## Required task
Quote every line of the data below as it stands, omitting pictures.
_ _ _ _ _
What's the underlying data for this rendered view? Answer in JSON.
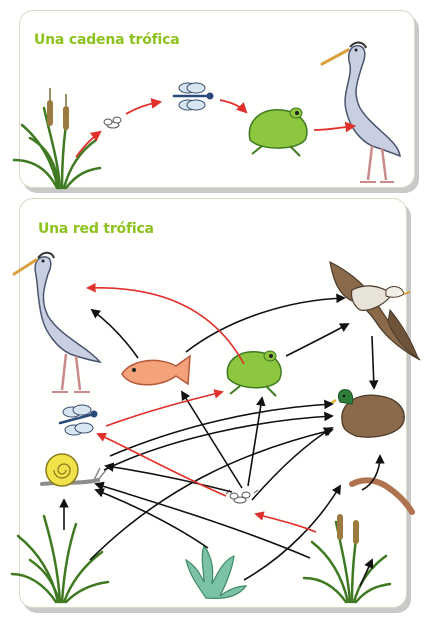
{
  "food_chain": {
    "title": "Una cadena trófica"
  },
  "food_web": {
    "title": "Una red trófica"
  },
  "colors": {
    "title_green": "#8cc21e",
    "producer_arrow": "#e0302b",
    "consumer_arrow": "#111111"
  },
  "organisms": [
    "reed-plant",
    "fly",
    "dragonfly",
    "frog",
    "heron",
    "eagle",
    "fish",
    "snail",
    "duck",
    "worm",
    "grass",
    "seaweed"
  ]
}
_ _ _ _ _
## Exercise response
What's the underlying data for this rendered view? Answer in JSON.
{
  "food_chain": {
    "title": "Una cadena trófica"
  },
  "food_web": {
    "title": "Una red trófica"
  },
  "colors": {
    "title_green": "#8cc21e",
    "producer_arrow": "#e0302b",
    "consumer_arrow": "#111111"
  },
  "organisms": [
    "reed-plant",
    "fly",
    "dragonfly",
    "frog",
    "heron",
    "eagle",
    "fish",
    "snail",
    "duck",
    "worm",
    "grass",
    "seaweed"
  ]
}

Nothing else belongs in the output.